Required work:
Search the material for the string "Cases", then return every line where it is found.

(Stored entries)
════
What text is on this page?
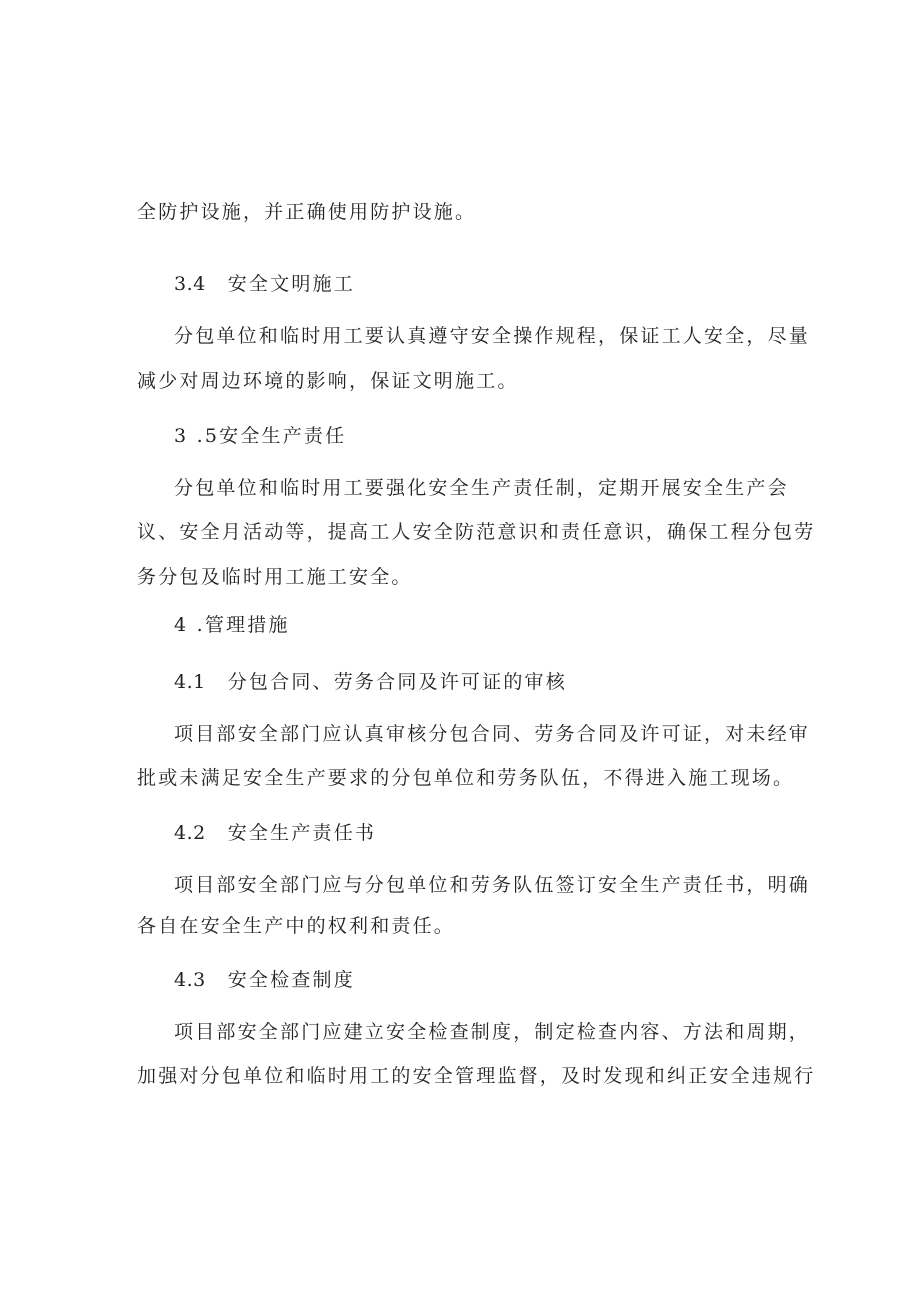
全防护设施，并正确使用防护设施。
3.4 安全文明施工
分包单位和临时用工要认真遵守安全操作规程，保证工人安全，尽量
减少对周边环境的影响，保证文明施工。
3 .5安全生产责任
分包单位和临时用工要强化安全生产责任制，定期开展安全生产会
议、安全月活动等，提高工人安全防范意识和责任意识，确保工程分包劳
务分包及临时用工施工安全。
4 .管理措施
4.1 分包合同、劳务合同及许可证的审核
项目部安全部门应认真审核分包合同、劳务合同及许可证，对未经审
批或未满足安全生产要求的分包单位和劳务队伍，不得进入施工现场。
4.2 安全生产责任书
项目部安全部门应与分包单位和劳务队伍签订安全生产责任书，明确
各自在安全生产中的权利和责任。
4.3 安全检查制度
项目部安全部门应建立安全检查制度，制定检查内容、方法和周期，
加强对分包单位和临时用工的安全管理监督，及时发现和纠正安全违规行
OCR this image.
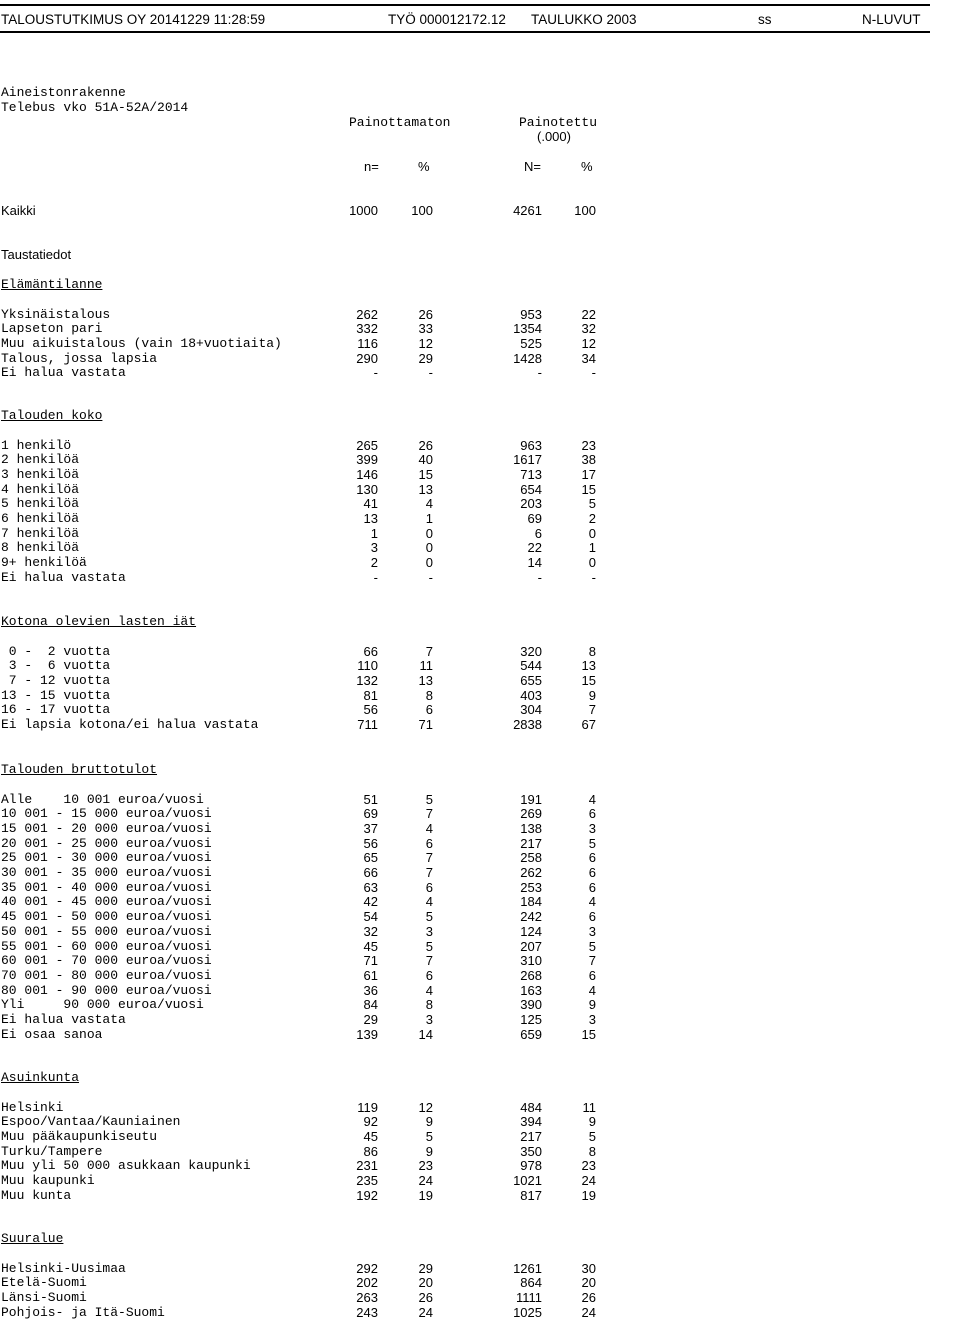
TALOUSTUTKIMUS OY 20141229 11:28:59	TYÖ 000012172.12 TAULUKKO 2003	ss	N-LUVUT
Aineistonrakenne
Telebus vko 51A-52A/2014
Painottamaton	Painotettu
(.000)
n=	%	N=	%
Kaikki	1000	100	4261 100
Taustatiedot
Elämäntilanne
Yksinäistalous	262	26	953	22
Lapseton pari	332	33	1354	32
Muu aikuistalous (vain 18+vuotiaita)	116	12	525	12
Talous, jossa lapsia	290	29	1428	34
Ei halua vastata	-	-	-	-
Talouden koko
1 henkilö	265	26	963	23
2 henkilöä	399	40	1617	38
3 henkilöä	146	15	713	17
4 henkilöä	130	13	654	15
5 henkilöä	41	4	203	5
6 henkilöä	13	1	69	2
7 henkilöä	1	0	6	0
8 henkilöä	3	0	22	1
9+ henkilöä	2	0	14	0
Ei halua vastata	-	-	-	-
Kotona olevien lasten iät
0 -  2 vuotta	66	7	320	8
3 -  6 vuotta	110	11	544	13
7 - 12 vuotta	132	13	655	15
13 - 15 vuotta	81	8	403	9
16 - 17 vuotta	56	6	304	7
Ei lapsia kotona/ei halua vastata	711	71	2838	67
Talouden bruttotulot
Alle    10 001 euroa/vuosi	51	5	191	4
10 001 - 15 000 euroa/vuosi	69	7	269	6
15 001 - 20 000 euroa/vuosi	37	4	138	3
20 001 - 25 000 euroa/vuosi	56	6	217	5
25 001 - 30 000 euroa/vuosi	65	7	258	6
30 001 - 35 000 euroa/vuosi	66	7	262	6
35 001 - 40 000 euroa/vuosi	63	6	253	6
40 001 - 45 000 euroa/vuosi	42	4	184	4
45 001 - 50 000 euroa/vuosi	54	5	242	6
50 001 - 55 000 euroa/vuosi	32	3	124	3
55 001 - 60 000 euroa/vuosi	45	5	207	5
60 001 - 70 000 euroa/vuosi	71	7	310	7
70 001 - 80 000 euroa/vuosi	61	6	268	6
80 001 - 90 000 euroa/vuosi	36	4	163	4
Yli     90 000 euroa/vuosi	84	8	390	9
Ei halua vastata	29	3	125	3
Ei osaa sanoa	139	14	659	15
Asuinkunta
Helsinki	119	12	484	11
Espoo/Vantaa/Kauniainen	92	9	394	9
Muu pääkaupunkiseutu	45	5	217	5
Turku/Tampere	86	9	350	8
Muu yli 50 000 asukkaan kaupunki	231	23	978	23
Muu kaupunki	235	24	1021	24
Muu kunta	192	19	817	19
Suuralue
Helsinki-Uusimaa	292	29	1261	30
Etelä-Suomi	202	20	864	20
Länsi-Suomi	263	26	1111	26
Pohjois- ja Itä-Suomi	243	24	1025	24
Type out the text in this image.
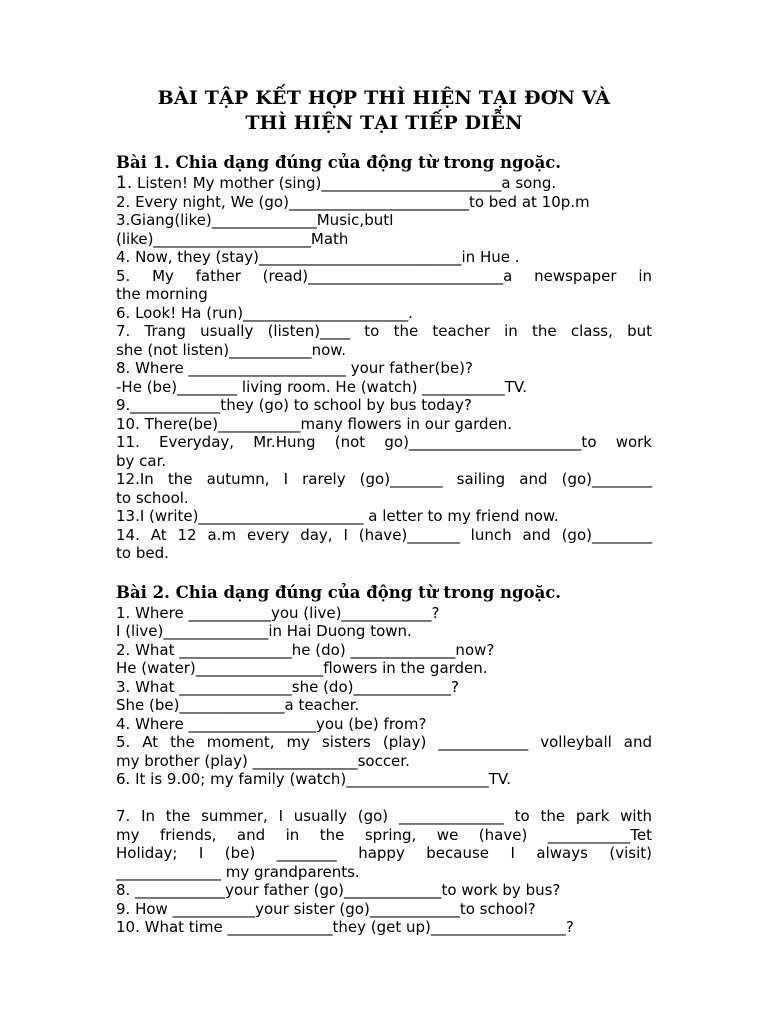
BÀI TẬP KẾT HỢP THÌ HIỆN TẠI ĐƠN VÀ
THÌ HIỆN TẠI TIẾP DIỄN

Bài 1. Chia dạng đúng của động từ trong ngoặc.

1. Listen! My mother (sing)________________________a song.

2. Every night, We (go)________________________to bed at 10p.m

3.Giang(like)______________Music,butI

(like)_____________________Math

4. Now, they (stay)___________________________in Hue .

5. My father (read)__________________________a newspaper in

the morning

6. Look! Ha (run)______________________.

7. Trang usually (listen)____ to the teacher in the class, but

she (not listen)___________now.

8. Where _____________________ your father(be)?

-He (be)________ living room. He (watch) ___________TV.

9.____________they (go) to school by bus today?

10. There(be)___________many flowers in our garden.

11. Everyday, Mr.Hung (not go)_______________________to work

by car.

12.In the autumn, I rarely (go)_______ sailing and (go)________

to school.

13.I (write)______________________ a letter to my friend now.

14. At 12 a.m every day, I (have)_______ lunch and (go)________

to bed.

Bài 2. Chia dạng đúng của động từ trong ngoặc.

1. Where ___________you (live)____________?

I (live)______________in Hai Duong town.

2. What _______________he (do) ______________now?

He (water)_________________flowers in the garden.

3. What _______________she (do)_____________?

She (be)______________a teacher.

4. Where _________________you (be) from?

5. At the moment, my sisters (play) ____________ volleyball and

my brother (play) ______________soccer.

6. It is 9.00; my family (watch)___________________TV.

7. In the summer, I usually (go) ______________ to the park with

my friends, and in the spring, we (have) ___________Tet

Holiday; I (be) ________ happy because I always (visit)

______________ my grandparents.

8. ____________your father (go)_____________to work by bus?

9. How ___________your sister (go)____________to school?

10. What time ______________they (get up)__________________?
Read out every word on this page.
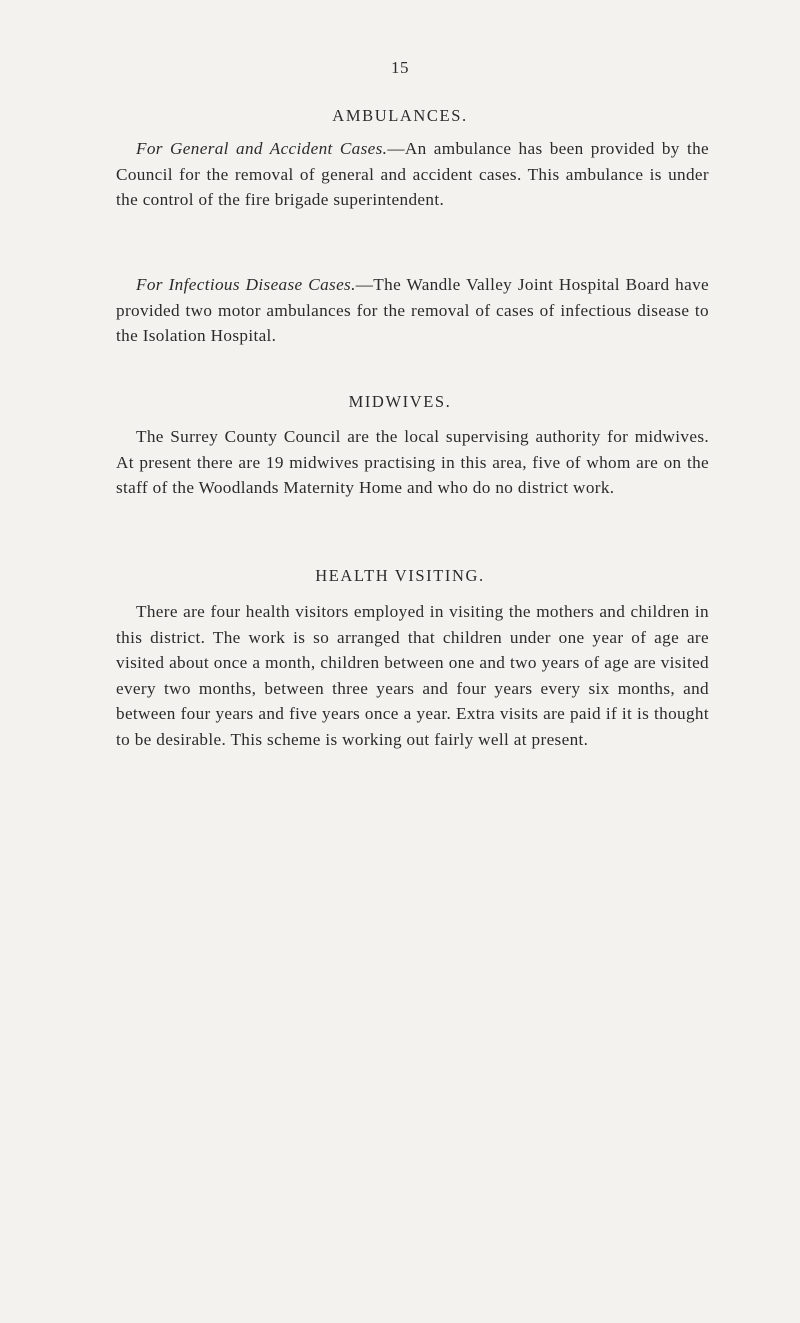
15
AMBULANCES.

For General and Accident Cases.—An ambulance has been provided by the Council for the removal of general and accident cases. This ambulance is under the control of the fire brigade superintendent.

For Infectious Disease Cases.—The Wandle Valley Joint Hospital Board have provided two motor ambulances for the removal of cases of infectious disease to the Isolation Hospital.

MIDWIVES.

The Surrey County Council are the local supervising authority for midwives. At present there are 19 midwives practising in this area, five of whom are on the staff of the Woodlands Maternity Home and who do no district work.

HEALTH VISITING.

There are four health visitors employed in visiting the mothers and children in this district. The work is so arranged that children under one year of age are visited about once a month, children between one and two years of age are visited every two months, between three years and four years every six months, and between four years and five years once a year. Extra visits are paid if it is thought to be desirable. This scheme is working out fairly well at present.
════
Exercise solution:
For General and Accident Cases.—An ambulance has been provided by the Council for the removal of general and accident cases. This ambulance is under the control of the fire brigade superintendent.
For Infectious Disease Cases.—The Wandle Valley Joint Hospital Board have provided two motor ambulances for the removal of cases of infectious disease to the Isolation Hospital.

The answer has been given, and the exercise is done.